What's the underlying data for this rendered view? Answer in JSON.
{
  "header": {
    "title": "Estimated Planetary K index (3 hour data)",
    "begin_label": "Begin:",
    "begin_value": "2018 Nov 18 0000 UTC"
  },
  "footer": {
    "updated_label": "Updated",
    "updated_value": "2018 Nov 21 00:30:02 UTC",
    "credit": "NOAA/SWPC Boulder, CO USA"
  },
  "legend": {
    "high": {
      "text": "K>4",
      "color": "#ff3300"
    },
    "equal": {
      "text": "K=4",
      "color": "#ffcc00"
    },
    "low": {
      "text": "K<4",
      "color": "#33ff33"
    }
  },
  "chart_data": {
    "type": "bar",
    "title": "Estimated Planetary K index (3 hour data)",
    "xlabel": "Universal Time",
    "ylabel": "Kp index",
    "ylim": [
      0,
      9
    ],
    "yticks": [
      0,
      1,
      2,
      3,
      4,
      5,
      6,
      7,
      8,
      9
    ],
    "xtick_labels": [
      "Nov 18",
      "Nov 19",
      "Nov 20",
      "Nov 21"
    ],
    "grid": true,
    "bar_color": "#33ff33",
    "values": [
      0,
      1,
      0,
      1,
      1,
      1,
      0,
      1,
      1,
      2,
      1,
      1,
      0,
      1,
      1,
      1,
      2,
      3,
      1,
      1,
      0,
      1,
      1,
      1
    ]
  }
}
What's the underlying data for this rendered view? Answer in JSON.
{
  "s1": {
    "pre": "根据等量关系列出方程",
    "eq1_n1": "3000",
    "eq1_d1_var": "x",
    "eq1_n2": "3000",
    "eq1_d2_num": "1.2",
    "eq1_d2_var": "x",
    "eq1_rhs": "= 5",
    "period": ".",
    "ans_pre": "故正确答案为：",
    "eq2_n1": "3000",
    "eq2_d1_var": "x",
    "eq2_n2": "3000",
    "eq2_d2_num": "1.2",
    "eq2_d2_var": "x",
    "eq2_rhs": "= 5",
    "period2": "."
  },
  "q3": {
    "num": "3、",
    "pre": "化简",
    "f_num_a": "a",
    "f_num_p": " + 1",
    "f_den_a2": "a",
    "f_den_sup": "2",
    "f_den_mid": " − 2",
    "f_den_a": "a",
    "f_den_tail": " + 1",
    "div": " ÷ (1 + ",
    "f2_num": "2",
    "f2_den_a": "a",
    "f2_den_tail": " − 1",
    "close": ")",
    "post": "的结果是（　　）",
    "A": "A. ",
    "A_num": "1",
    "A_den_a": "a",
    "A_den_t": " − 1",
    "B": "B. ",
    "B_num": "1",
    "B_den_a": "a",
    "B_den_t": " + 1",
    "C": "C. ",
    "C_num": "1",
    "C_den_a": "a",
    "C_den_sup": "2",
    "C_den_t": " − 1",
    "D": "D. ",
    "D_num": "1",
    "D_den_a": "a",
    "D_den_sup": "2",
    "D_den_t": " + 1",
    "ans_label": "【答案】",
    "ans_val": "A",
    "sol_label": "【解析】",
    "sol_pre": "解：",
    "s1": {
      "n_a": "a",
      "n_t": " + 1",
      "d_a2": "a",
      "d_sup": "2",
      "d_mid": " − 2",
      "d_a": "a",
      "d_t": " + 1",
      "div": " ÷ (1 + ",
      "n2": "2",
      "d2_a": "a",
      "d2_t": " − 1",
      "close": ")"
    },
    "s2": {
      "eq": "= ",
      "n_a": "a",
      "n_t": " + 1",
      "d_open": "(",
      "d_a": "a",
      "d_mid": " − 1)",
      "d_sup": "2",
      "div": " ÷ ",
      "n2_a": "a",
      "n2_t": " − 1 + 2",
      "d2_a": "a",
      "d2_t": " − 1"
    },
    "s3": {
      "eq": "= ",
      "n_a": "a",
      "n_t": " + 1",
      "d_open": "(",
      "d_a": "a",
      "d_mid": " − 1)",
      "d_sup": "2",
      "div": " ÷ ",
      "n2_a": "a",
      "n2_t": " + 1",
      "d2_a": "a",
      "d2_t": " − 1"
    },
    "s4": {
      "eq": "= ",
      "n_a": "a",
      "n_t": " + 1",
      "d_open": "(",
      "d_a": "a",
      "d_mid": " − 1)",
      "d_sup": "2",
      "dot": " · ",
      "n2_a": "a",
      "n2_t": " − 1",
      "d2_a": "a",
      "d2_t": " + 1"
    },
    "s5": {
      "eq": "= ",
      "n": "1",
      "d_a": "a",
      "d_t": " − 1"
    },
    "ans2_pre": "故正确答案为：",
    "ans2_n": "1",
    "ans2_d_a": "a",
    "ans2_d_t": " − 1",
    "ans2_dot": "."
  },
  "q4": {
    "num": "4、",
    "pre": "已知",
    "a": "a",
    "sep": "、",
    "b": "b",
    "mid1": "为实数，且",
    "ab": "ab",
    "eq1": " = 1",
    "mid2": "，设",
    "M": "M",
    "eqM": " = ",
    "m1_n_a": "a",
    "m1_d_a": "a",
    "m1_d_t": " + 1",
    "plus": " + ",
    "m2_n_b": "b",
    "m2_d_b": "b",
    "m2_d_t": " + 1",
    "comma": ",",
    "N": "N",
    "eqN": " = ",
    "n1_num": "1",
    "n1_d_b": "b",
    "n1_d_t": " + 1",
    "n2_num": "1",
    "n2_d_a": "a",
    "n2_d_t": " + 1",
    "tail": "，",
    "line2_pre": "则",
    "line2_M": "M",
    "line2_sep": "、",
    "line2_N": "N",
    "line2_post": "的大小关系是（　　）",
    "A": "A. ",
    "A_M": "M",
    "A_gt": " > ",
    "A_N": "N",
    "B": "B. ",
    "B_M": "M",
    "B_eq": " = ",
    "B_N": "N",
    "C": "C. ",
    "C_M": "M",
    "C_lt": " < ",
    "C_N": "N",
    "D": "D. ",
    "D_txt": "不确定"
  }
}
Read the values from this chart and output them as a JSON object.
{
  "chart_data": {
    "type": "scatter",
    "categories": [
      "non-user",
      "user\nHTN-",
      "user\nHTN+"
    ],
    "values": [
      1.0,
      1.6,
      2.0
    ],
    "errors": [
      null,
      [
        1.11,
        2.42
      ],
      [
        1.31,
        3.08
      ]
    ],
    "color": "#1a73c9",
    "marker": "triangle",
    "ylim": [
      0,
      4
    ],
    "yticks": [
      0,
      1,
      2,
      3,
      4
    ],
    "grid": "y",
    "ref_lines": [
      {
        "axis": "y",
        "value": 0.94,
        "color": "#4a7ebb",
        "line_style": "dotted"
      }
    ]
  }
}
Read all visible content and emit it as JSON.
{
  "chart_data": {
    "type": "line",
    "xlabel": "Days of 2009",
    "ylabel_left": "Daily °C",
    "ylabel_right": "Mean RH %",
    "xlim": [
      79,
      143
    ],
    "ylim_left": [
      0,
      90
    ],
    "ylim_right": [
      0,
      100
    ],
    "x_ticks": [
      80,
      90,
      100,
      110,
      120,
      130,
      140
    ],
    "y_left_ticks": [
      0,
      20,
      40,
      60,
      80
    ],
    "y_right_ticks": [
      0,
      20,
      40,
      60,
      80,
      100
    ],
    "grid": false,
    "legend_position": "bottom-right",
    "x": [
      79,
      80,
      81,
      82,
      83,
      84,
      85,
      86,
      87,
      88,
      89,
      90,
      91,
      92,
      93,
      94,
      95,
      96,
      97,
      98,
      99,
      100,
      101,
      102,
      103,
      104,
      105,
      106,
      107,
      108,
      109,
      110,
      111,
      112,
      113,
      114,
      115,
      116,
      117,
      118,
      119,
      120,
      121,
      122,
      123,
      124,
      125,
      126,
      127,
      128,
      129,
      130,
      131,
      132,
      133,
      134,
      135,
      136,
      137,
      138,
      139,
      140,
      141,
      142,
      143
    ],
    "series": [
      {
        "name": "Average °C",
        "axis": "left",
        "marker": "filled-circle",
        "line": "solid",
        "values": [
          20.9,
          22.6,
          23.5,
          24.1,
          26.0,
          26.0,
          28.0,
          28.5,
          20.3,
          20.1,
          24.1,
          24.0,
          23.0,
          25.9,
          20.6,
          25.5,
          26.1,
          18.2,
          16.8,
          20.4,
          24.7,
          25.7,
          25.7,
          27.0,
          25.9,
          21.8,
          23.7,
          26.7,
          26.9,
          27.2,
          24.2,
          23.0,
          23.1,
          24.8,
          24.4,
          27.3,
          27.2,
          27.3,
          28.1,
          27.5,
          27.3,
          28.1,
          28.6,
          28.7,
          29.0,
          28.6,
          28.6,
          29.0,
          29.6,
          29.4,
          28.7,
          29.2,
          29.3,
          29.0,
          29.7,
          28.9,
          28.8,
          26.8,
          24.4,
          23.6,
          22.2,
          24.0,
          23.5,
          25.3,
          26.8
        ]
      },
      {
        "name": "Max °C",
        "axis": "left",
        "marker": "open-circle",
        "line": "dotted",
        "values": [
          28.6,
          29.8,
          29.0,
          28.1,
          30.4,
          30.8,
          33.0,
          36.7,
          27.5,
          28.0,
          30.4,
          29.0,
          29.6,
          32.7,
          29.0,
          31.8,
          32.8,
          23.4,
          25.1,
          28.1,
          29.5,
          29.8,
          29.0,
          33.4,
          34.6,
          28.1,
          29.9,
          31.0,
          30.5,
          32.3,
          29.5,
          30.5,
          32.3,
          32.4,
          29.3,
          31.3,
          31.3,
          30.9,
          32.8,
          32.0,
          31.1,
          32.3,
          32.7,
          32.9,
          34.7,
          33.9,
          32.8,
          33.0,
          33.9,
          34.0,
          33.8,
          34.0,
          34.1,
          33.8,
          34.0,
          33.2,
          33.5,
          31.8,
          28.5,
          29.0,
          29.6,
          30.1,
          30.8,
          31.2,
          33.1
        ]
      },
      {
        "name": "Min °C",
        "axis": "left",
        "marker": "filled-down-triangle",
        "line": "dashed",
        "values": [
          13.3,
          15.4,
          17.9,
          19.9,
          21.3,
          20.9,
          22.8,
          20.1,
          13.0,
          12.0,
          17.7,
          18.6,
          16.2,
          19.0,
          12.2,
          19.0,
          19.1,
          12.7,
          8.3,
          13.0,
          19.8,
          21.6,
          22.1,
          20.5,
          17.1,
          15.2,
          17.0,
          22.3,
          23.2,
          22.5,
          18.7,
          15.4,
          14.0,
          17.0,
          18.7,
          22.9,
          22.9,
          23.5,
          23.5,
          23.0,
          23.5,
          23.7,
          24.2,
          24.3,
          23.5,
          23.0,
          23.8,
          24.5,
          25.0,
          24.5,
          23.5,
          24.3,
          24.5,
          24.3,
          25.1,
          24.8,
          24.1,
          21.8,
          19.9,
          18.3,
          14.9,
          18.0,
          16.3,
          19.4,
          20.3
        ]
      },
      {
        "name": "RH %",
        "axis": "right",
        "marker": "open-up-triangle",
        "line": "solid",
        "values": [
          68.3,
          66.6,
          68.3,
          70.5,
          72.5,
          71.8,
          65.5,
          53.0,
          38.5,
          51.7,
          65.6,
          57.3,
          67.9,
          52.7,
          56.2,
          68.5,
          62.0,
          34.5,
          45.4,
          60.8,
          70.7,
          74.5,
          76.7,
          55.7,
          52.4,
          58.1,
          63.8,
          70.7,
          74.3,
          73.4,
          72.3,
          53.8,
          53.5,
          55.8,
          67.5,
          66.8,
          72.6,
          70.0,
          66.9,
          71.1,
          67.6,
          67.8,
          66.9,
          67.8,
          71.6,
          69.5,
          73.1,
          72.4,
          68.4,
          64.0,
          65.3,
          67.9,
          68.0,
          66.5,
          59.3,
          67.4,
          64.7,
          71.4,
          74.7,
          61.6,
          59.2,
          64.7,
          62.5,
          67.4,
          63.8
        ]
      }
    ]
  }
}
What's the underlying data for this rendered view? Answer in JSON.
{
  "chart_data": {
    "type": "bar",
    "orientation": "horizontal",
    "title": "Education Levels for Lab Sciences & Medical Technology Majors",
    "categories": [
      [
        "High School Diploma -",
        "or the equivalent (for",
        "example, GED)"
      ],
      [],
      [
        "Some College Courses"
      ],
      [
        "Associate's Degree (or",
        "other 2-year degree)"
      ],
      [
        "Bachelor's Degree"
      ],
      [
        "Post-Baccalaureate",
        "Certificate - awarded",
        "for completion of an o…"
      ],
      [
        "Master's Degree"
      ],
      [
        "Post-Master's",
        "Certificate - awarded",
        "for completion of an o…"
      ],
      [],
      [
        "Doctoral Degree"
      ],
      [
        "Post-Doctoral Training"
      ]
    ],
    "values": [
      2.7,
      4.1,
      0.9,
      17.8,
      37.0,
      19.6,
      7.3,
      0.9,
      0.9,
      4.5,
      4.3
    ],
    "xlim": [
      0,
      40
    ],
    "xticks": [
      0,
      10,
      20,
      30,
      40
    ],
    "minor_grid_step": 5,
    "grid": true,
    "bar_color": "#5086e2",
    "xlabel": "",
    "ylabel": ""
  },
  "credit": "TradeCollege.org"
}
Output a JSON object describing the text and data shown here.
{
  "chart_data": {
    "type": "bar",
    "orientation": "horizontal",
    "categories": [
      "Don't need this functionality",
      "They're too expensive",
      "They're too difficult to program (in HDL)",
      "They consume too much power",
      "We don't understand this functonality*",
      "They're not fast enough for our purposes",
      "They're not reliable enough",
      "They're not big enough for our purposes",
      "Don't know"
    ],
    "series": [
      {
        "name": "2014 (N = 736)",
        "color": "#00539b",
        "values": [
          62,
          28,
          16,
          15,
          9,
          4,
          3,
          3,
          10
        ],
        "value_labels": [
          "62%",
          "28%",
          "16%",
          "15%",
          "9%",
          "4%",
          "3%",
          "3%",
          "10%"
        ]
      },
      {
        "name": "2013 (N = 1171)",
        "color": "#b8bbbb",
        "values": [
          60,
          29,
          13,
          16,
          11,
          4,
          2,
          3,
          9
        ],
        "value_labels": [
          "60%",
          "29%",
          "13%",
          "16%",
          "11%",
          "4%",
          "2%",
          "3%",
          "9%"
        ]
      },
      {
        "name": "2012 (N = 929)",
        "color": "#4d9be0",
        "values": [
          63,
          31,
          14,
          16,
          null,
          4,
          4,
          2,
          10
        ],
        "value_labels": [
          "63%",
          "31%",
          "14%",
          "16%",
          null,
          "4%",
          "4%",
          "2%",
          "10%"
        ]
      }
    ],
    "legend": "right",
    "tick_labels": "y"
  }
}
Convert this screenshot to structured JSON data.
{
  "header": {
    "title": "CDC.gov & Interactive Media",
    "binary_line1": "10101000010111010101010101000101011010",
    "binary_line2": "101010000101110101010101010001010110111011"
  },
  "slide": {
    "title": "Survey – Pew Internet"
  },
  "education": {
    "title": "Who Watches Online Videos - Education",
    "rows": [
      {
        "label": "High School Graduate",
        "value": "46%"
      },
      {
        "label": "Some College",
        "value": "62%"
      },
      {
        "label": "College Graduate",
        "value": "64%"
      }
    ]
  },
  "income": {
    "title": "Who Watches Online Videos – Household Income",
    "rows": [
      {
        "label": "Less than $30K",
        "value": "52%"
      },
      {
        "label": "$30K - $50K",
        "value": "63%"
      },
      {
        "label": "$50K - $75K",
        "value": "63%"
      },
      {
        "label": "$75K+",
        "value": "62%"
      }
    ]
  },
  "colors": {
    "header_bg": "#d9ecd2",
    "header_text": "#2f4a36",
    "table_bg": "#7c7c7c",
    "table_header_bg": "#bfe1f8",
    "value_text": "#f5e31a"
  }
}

SHORT EXERCISE — How many of the lines above include the string "filled"? Answer with the number only.

RESPONSE BELOW — 2